## Set exercise
According to the Matplotlib three-dimensional plotting notes, what keyword do you pass to an axes creation routine to get a three-dimensional axes?

-- Document passage start --

#!/usr/bin/env python
# coding: utf-8

# # Three-Dimensional Plotting in Matplotlib

# Matplotlib was initially designed with only two-dimensional plotting in mind.
# Around the time of the 1.0 release, some three-dimensional plotting utilities were built on top of Matplotlib's two-dimensional display, and the result is a convenient (if somewhat limited) set of tools for three-dimensional data visualization.
# Three-dimensional plots are enabled by importing the `mplot3d` toolkit, included with the main Matplotlib installation:

# In[1]:


from mpl_toolkits import mplot3d


# Once this submodule is imported, a three-dimensional axes can be created by passing the keyword `projection='3d'` to any of the normal axes creation routines, as shown here (see the following figure):

# In[2]:


get_ipython().run_line_magic('matplotlib', 'inline')
import numpy as np
import matplotlib.pyplot as plt


# In[3]:


fig = plt.figure()
ax = plt.axes(projection='3d')


# With this three-dimensional axes enabled, we can now plot a variety of three-dimensional plot types. 
# Three-dimensional plotting is one of the functionalities that benefits immensely from viewing figures interactively rather than statically, in the notebook; recall that to use interactive figures, you can use `%matplotlib notebook` rather than `%matplotlib inline` when running this code.

# ## Three-Dimensional Points and Lines
# 
# The most basic three-dimensional plot is a line or collection of scatter plots created from sets of (x, y, z) triples.

-- Document passage end --
-- Entries start --

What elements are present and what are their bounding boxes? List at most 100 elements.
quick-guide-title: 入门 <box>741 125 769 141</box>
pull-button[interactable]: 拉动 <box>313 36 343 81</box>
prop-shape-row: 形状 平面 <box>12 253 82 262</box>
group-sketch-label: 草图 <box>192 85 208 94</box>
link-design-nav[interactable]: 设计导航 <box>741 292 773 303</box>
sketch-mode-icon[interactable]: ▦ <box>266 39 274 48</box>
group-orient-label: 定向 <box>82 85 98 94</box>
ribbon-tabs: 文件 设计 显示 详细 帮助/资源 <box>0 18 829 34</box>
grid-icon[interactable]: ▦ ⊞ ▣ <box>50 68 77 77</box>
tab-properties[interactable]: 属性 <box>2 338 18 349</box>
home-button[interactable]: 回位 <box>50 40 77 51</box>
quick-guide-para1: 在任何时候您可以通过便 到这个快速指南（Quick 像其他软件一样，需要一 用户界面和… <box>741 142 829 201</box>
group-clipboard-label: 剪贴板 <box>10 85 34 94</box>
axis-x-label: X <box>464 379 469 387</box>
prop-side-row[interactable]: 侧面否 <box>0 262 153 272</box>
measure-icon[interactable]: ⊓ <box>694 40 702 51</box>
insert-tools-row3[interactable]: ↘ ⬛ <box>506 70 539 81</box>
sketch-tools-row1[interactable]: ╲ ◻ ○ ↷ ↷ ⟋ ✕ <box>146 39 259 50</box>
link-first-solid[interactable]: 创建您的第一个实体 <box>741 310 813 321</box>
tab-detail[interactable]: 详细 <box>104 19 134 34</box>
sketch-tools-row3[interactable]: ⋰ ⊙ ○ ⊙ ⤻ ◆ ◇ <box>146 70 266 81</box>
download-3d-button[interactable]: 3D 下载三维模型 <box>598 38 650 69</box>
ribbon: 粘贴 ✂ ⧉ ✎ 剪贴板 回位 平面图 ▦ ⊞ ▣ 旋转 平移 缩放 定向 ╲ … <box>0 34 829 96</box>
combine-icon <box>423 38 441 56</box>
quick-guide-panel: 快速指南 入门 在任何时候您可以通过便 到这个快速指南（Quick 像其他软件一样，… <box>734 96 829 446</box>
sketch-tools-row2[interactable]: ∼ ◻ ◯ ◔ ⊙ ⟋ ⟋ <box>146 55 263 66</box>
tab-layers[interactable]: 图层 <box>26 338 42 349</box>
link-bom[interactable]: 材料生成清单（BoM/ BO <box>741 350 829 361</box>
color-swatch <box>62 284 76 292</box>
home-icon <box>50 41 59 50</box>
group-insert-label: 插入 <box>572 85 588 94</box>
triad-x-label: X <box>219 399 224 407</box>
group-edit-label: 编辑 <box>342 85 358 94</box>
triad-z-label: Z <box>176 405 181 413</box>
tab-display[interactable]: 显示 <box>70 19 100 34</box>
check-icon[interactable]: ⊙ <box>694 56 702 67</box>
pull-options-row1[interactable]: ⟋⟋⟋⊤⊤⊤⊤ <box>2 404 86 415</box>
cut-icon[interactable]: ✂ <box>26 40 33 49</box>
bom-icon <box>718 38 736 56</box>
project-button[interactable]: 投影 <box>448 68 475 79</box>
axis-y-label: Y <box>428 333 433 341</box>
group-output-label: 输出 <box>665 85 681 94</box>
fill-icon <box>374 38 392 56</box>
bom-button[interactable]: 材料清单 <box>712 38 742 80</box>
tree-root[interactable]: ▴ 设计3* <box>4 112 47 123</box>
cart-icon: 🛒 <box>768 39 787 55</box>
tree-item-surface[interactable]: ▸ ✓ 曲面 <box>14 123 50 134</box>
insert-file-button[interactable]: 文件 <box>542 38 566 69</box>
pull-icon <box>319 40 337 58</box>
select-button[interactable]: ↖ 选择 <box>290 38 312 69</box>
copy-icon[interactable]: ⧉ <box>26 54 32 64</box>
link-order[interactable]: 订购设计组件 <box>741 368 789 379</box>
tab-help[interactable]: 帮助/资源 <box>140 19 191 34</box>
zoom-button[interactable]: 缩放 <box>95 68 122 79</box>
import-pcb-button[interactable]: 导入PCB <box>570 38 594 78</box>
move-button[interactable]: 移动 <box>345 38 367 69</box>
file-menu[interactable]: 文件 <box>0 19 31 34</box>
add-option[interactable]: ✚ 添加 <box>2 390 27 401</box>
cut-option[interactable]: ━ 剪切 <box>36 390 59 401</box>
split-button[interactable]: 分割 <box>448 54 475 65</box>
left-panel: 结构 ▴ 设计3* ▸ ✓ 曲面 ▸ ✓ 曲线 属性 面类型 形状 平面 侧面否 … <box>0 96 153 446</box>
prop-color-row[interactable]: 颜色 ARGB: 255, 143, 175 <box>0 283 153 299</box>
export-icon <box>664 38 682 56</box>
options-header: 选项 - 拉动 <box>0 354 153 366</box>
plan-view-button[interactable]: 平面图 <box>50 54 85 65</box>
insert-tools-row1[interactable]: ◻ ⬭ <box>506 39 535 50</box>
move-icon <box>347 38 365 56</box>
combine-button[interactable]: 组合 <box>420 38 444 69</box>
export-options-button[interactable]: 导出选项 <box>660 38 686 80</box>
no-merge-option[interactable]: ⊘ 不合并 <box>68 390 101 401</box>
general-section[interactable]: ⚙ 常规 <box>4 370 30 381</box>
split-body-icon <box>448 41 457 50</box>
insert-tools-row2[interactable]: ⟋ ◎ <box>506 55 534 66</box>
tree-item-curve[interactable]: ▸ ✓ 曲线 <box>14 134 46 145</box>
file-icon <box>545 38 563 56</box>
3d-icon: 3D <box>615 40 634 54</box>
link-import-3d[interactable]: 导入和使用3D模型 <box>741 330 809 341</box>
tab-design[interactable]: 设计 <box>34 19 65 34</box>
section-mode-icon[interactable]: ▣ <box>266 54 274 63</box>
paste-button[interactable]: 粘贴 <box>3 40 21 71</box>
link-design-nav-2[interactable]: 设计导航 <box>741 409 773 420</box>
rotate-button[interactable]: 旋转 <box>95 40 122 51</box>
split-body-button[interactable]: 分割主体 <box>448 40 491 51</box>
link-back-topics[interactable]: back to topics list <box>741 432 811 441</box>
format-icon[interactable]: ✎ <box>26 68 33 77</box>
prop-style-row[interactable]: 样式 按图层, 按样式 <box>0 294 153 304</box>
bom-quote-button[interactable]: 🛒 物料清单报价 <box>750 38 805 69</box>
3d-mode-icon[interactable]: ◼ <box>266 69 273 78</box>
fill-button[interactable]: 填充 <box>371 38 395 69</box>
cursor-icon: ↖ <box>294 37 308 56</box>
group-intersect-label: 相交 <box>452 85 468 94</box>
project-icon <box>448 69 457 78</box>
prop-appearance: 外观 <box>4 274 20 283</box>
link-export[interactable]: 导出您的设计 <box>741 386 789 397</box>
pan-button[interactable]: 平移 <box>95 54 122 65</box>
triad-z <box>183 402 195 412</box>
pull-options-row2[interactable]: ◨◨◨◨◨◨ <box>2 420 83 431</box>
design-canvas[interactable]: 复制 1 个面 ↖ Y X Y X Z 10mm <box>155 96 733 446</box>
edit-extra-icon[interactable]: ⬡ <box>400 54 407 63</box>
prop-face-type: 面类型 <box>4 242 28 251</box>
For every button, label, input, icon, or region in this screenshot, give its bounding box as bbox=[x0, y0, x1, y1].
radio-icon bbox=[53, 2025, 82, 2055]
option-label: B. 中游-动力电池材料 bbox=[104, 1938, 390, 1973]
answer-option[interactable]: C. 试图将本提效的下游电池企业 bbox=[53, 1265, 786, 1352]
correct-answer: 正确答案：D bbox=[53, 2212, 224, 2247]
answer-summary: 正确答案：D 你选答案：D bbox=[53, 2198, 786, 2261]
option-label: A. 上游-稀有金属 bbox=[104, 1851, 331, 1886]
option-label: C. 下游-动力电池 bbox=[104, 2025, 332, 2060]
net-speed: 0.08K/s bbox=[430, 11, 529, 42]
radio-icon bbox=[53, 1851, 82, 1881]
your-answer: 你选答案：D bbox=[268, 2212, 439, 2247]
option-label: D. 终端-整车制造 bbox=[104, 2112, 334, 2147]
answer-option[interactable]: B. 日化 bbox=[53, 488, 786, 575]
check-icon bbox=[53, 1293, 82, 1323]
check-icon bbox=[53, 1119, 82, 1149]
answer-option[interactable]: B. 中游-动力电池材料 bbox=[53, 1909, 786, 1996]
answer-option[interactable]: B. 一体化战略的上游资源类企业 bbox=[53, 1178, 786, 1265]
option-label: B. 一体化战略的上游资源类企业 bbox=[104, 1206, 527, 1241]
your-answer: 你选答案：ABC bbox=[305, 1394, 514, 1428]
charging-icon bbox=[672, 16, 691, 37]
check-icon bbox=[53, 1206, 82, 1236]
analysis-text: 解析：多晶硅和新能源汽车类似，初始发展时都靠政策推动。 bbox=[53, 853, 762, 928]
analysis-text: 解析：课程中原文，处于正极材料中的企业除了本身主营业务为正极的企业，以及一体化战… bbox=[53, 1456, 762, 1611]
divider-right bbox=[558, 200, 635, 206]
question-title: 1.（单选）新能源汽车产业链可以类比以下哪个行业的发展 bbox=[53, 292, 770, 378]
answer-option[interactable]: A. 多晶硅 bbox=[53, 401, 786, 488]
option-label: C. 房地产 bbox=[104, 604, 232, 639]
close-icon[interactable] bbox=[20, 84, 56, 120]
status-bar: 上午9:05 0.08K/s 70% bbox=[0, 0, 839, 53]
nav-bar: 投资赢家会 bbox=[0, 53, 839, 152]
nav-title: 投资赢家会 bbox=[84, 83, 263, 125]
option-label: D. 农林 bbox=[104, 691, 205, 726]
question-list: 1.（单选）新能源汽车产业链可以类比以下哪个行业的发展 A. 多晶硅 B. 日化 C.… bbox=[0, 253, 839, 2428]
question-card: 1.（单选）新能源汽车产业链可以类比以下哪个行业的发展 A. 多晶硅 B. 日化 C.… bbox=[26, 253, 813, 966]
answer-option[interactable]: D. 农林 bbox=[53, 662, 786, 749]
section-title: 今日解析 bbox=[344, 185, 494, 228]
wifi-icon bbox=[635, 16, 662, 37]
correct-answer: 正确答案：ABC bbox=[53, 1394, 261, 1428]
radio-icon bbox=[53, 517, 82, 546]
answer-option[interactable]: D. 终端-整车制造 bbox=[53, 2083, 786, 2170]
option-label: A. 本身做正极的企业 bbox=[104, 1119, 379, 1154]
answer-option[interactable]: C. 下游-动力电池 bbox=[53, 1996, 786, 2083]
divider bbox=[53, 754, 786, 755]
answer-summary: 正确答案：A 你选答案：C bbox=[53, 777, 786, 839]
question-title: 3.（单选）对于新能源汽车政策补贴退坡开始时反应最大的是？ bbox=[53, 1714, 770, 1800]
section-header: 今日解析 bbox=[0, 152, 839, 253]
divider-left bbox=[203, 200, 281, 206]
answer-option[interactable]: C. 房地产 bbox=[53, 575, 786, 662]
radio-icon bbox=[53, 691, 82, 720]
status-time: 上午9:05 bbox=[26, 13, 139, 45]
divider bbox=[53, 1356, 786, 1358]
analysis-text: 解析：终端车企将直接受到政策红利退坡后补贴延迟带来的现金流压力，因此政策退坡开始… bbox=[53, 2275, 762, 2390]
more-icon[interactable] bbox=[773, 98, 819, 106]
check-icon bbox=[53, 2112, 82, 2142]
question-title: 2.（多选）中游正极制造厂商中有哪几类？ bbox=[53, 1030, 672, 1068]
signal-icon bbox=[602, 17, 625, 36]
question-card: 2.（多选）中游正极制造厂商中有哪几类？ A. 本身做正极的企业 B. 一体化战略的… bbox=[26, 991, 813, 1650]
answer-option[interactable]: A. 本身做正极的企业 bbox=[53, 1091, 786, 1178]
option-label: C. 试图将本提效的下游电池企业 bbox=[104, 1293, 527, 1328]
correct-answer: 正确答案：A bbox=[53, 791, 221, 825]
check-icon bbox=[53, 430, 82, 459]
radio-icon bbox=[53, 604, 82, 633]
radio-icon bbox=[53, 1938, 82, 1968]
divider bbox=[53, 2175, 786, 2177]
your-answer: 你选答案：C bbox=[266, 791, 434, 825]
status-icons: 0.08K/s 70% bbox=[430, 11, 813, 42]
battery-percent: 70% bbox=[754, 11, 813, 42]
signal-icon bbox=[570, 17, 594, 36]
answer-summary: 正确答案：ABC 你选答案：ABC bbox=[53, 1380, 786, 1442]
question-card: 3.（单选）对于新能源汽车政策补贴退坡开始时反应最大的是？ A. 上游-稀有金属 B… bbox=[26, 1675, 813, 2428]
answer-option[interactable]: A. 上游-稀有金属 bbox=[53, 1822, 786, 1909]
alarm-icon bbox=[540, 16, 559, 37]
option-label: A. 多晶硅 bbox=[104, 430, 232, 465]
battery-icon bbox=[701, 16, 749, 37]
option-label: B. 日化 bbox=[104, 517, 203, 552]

-- Entries end --

## Expected answer
The keyword `projection='3d'`.